(Problem to solve):
With the pictures left out, copy the listing below exactly.

(Data rows):
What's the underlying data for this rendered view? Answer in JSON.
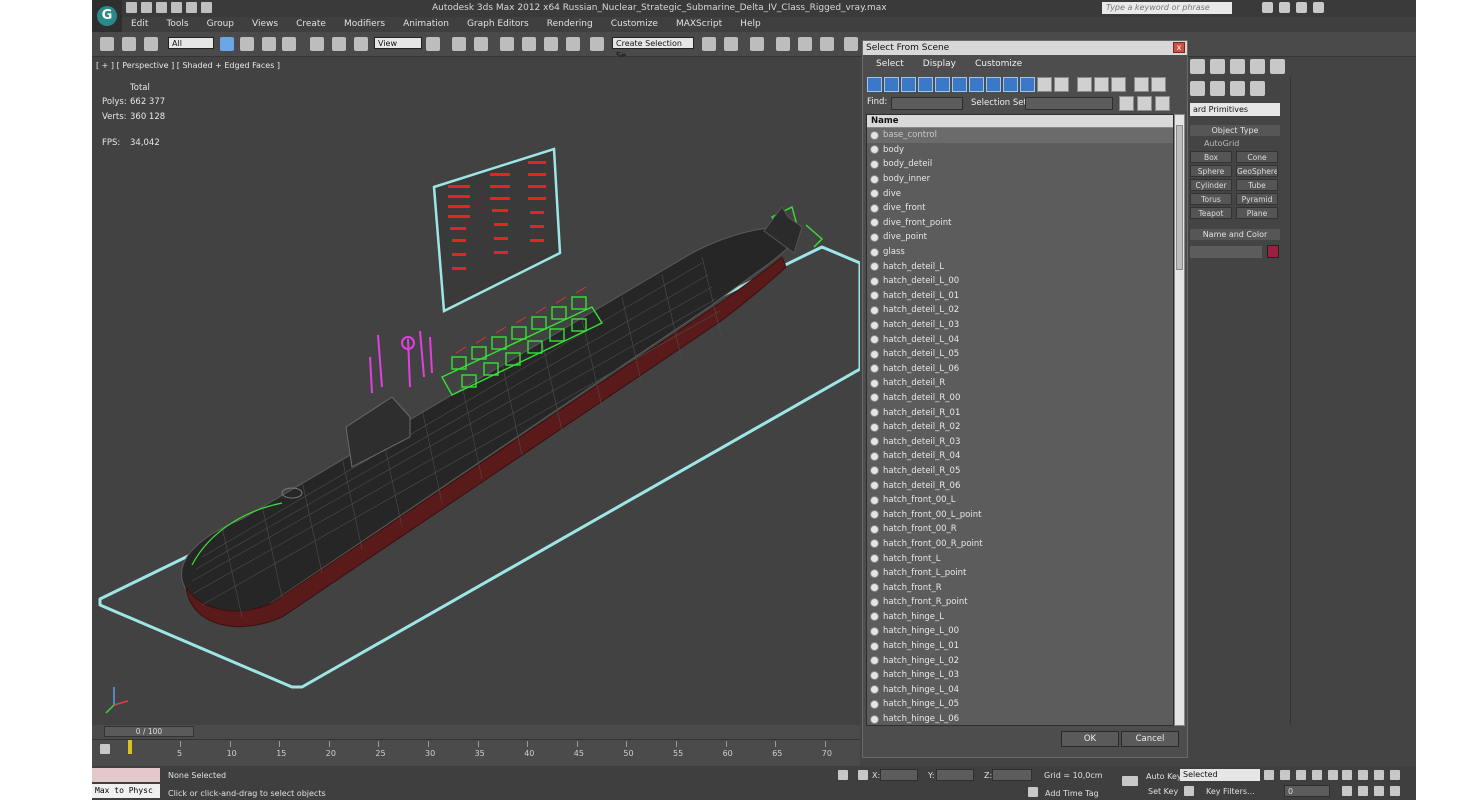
{
  "window": {
    "title": "Autodesk 3ds Max  2012 x64     Russian_Nuclear_Strategic_Submarine_Delta_IV_Class_Rigged_vray.max",
    "search_placeholder": "Type a keyword or phrase"
  },
  "menu": [
    "Edit",
    "Tools",
    "Group",
    "Views",
    "Create",
    "Modifiers",
    "Animation",
    "Graph Editors",
    "Rendering",
    "Customize",
    "MAXScript",
    "Help"
  ],
  "toolbar": {
    "filter_value": "All",
    "ref_coord_value": "View",
    "selection_set_value": "Create Selection Se"
  },
  "viewport": {
    "label": "[ + ] [ Perspective ] [ Shaded + Edged Faces ]",
    "stats": {
      "total_label": "Total",
      "polys_label": "Polys:",
      "polys_value": "662 377",
      "verts_label": "Verts:",
      "verts_value": "360 128",
      "fps_label": "FPS:",
      "fps_value": "34,042"
    }
  },
  "dialog": {
    "title": "Select From Scene",
    "close": "x",
    "menu": [
      "Select",
      "Display",
      "Customize"
    ],
    "find_label": "Find:",
    "selection_set_label": "Selection Set:",
    "column_name": "Name",
    "items": [
      "base_control",
      "body",
      "body_deteil",
      "body_inner",
      "dive",
      "dive_front",
      "dive_front_point",
      "dive_point",
      "glass",
      "hatch_deteil_L",
      "hatch_deteil_L_00",
      "hatch_deteil_L_01",
      "hatch_deteil_L_02",
      "hatch_deteil_L_03",
      "hatch_deteil_L_04",
      "hatch_deteil_L_05",
      "hatch_deteil_L_06",
      "hatch_deteil_R",
      "hatch_deteil_R_00",
      "hatch_deteil_R_01",
      "hatch_deteil_R_02",
      "hatch_deteil_R_03",
      "hatch_deteil_R_04",
      "hatch_deteil_R_05",
      "hatch_deteil_R_06",
      "hatch_front_00_L",
      "hatch_front_00_L_point",
      "hatch_front_00_R",
      "hatch_front_00_R_point",
      "hatch_front_L",
      "hatch_front_L_point",
      "hatch_front_R",
      "hatch_front_R_point",
      "hatch_hinge_L",
      "hatch_hinge_L_00",
      "hatch_hinge_L_01",
      "hatch_hinge_L_02",
      "hatch_hinge_L_03",
      "hatch_hinge_L_04",
      "hatch_hinge_L_05",
      "hatch_hinge_L_06"
    ],
    "ok_label": "OK",
    "cancel_label": "Cancel"
  },
  "command_panel": {
    "category_value": "ard Primitives",
    "object_type_header": "Object Type",
    "autogrid_label": "AutoGrid",
    "buttons": [
      "Box",
      "Cone",
      "Sphere",
      "GeoSphere",
      "Cylinder",
      "Tube",
      "Torus",
      "Pyramid",
      "Teapot",
      "Plane"
    ],
    "name_color_header": "Name and Color",
    "object_color": "#9b1f3f"
  },
  "timeline": {
    "frame_counter": "0 / 100",
    "ticks": [
      "5",
      "10",
      "15",
      "20",
      "25",
      "30",
      "35",
      "40",
      "45",
      "50",
      "55",
      "60",
      "65",
      "70"
    ]
  },
  "status": {
    "maxscript_box": "Max to Physc",
    "selection_text": "None Selected",
    "prompt_text": "Click or click-and-drag to select objects",
    "x_label": "X:",
    "y_label": "Y:",
    "z_label": "Z:",
    "grid_text": "Grid = 10,0cm",
    "add_time_tag": "Add Time Tag",
    "auto_key": "Auto Key",
    "auto_key_value": "Selected",
    "set_key": "Set Key",
    "key_filters": "Key Filters...",
    "frame_value": "0"
  }
}
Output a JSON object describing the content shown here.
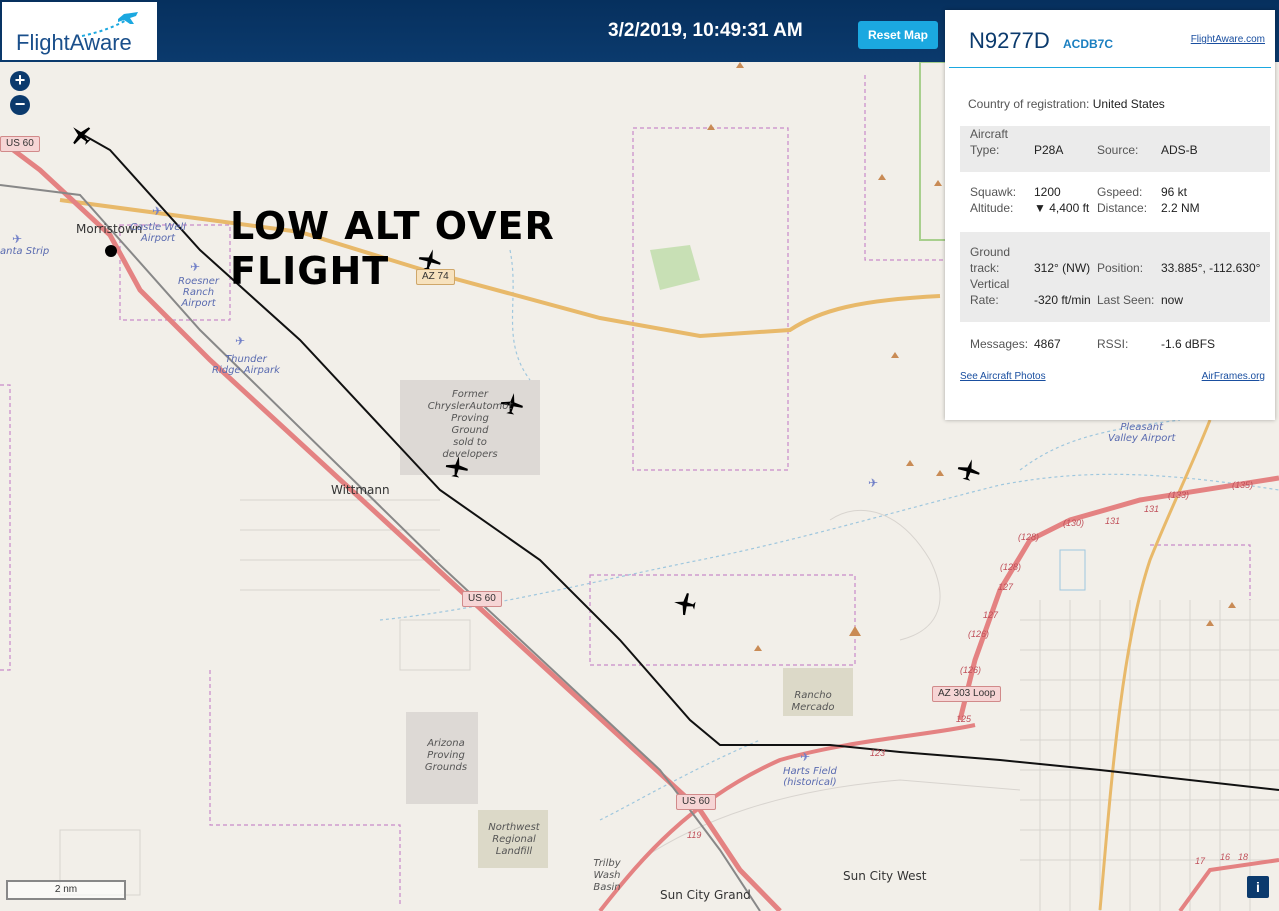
{
  "header": {
    "logo_text": "FlightAware",
    "datetime": "3/2/2019, 10:49:31 AM",
    "reset_label": "Reset Map"
  },
  "map": {
    "zoom_in": "+",
    "zoom_out": "−",
    "annotation_line1": "LOW ALT OVER",
    "annotation_line2": "FLIGHT",
    "scale_label": "2 nm",
    "info_label": "i",
    "towns": [
      "Morristown",
      "Wittmann",
      "Sun City Grand",
      "Sun City West"
    ],
    "airports": {
      "castle_well": [
        "Castle Well",
        "Airport"
      ],
      "roesner": [
        "Roesner",
        "Ranch",
        "Airport"
      ],
      "thunder_ridge": [
        "Thunder",
        "Ridge Airpark"
      ],
      "anta_strip": "anta Strip",
      "pleasant_valley": [
        "Pleasant",
        "Valley Airport"
      ],
      "harts_field": [
        "Harts Field",
        "(historical)"
      ]
    },
    "pois": {
      "proving_ground": [
        "Former",
        "ChryslerAutomot",
        "Proving",
        "Ground",
        "sold to",
        "developers"
      ],
      "arizona_proving": [
        "Arizona",
        "Proving",
        "Grounds"
      ],
      "rancho_mercado": [
        "Rancho",
        "Mercado"
      ],
      "landfill": [
        "Northwest",
        "Regional",
        "Landfill"
      ],
      "trilby": [
        "Trilby",
        "Wash",
        "Basin"
      ]
    },
    "roads": {
      "us60_a": "US 60",
      "us60_b": "US 60",
      "us60_c": "US 60",
      "az74": "AZ 74",
      "az303": "AZ 303 Loop"
    },
    "exits": [
      "(135)",
      "(133)",
      "131",
      "(130)",
      "131",
      "(128)",
      "(128)",
      "127",
      "127",
      "(126)",
      "(126)",
      "125",
      "123",
      "119",
      "17",
      "16",
      "18"
    ]
  },
  "panel": {
    "tail": "N9277D",
    "hex": "ACDB7C",
    "fa_link": "FlightAware.com",
    "country_label": "Country of registration:",
    "country_value": "United States",
    "aircraft_type_label": "Aircraft Type:",
    "aircraft_type_value": "P28A",
    "source_label": "Source:",
    "source_value": "ADS-B",
    "squawk_label": "Squawk:",
    "squawk_value": "1200",
    "gspeed_label": "Gspeed:",
    "gspeed_value": "96 kt",
    "altitude_label": "Altitude:",
    "altitude_value": "▼ 4,400 ft",
    "distance_label": "Distance:",
    "distance_value": "2.2 NM",
    "ground_track_label": "Ground track:",
    "ground_track_value": "312° (NW)",
    "position_label": "Position:",
    "position_value": "33.885°, -112.630°",
    "vertical_rate_label": "Vertical Rate:",
    "vertical_rate_value": "-320 ft/min",
    "last_seen_label": "Last Seen:",
    "last_seen_value": "now",
    "messages_label": "Messages:",
    "messages_value": "4867",
    "rssi_label": "RSSI:",
    "rssi_value": "-1.6 dBFS",
    "photos_link": "See Aircraft Photos",
    "airframes_link": "AirFrames.org"
  }
}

(Full answer):
What's the underlying data for this rendered view? Answer in JSON.
{
  "window": {
    "title": "Autodesk 3ds Max  2012 x64     Russian_Nuclear_Strategic_Submarine_Delta_IV_Class_Rigged_vray.max",
    "search_placeholder": "Type a keyword or phrase"
  },
  "menu": [
    "Edit",
    "Tools",
    "Group",
    "Views",
    "Create",
    "Modifiers",
    "Animation",
    "Graph Editors",
    "Rendering",
    "Customize",
    "MAXScript",
    "Help"
  ],
  "toolbar": {
    "filter_value": "All",
    "ref_coord_value": "View",
    "selection_set_value": "Create Selection Se"
  },
  "viewport": {
    "label": "[ + ] [ Perspective ] [ Shaded + Edged Faces ]",
    "stats": {
      "total_label": "Total",
      "polys_label": "Polys:",
      "polys_value": "662 377",
      "verts_label": "Verts:",
      "verts_value": "360 128",
      "fps_label": "FPS:",
      "fps_value": "34,042"
    }
  },
  "dialog": {
    "title": "Select From Scene",
    "close": "x",
    "menu": [
      "Select",
      "Display",
      "Customize"
    ],
    "find_label": "Find:",
    "selection_set_label": "Selection Set:",
    "column_name": "Name",
    "items": [
      "base_control",
      "body",
      "body_deteil",
      "body_inner",
      "dive",
      "dive_front",
      "dive_front_point",
      "dive_point",
      "glass",
      "hatch_deteil_L",
      "hatch_deteil_L_00",
      "hatch_deteil_L_01",
      "hatch_deteil_L_02",
      "hatch_deteil_L_03",
      "hatch_deteil_L_04",
      "hatch_deteil_L_05",
      "hatch_deteil_L_06",
      "hatch_deteil_R",
      "hatch_deteil_R_00",
      "hatch_deteil_R_01",
      "hatch_deteil_R_02",
      "hatch_deteil_R_03",
      "hatch_deteil_R_04",
      "hatch_deteil_R_05",
      "hatch_deteil_R_06",
      "hatch_front_00_L",
      "hatch_front_00_L_point",
      "hatch_front_00_R",
      "hatch_front_00_R_point",
      "hatch_front_L",
      "hatch_front_L_point",
      "hatch_front_R",
      "hatch_front_R_point",
      "hatch_hinge_L",
      "hatch_hinge_L_00",
      "hatch_hinge_L_01",
      "hatch_hinge_L_02",
      "hatch_hinge_L_03",
      "hatch_hinge_L_04",
      "hatch_hinge_L_05",
      "hatch_hinge_L_06"
    ],
    "ok_label": "OK",
    "cancel_label": "Cancel"
  },
  "command_panel": {
    "category_value": "ard Primitives",
    "object_type_header": "Object Type",
    "autogrid_label": "AutoGrid",
    "buttons": [
      "Box",
      "Cone",
      "Sphere",
      "GeoSphere",
      "Cylinder",
      "Tube",
      "Torus",
      "Pyramid",
      "Teapot",
      "Plane"
    ],
    "name_color_header": "Name and Color",
    "object_color": "#9b1f3f"
  },
  "timeline": {
    "frame_counter": "0 / 100",
    "ticks": [
      "5",
      "10",
      "15",
      "20",
      "25",
      "30",
      "35",
      "40",
      "45",
      "50",
      "55",
      "60",
      "65",
      "70"
    ]
  },
  "status": {
    "maxscript_box": "Max to Physc",
    "selection_text": "None Selected",
    "prompt_text": "Click or click-and-drag to select objects",
    "x_label": "X:",
    "y_label": "Y:",
    "z_label": "Z:",
    "grid_text": "Grid = 10,0cm",
    "add_time_tag": "Add Time Tag",
    "auto_key": "Auto Key",
    "auto_key_value": "Selected",
    "set_key": "Set Key",
    "key_filters": "Key Filters...",
    "frame_value": "0"
  }
}
Output a JSON object describing the content shown here.
{
  "header": {
    "logo_text": "FlightAware",
    "datetime": "3/2/2019, 10:49:31 AM",
    "reset_label": "Reset Map"
  },
  "map": {
    "zoom_in": "+",
    "zoom_out": "−",
    "annotation_line1": "LOW ALT OVER",
    "annotation_line2": "FLIGHT",
    "scale_label": "2 nm",
    "info_label": "i",
    "towns": [
      "Morristown",
      "Wittmann",
      "Sun City Grand",
      "Sun City West"
    ],
    "airports": {
      "castle_well": [
        "Castle Well",
        "Airport"
      ],
      "roesner": [
        "Roesner",
        "Ranch",
        "Airport"
      ],
      "thunder_ridge": [
        "Thunder",
        "Ridge Airpark"
      ],
      "anta_strip": "anta Strip",
      "pleasant_valley": [
        "Pleasant",
        "Valley Airport"
      ],
      "harts_field": [
        "Harts Field",
        "(historical)"
      ]
    },
    "pois": {
      "proving_ground": [
        "Former",
        "ChryslerAutomot",
        "Proving",
        "Ground",
        "sold to",
        "developers"
      ],
      "arizona_proving": [
        "Arizona",
        "Proving",
        "Grounds"
      ],
      "rancho_mercado": [
        "Rancho",
        "Mercado"
      ],
      "landfill": [
        "Northwest",
        "Regional",
        "Landfill"
      ],
      "trilby": [
        "Trilby",
        "Wash",
        "Basin"
      ]
    },
    "roads": {
      "us60_a": "US 60",
      "us60_b": "US 60",
      "us60_c": "US 60",
      "az74": "AZ 74",
      "az303": "AZ 303 Loop"
    },
    "exits": [
      "(135)",
      "(133)",
      "131",
      "(130)",
      "131",
      "(128)",
      "(128)",
      "127",
      "127",
      "(126)",
      "(126)",
      "125",
      "123",
      "119",
      "17",
      "16",
      "18"
    ]
  },
  "panel": {
    "tail": "N9277D",
    "hex": "ACDB7C",
    "fa_link": "FlightAware.com",
    "country_label": "Country of registration:",
    "country_value": "United States",
    "aircraft_type_label": "Aircraft Type:",
    "aircraft_type_value": "P28A",
    "source_label": "Source:",
    "source_value": "ADS-B",
    "squawk_label": "Squawk:",
    "squawk_value": "1200",
    "gspeed_label": "Gspeed:",
    "gspeed_value": "96 kt",
    "altitude_label": "Altitude:",
    "altitude_value": "▼ 4,400 ft",
    "distance_label": "Distance:",
    "distance_value": "2.2 NM",
    "ground_track_label": "Ground track:",
    "ground_track_value": "312° (NW)",
    "position_label": "Position:",
    "position_value": "33.885°, -112.630°",
    "vertical_rate_label": "Vertical Rate:",
    "vertical_rate_value": "-320 ft/min",
    "last_seen_label": "Last Seen:",
    "last_seen_value": "now",
    "messages_label": "Messages:",
    "messages_value": "4867",
    "rssi_label": "RSSI:",
    "rssi_value": "-1.6 dBFS",
    "photos_link": "See Aircraft Photos",
    "airframes_link": "AirFrames.org"
  }
}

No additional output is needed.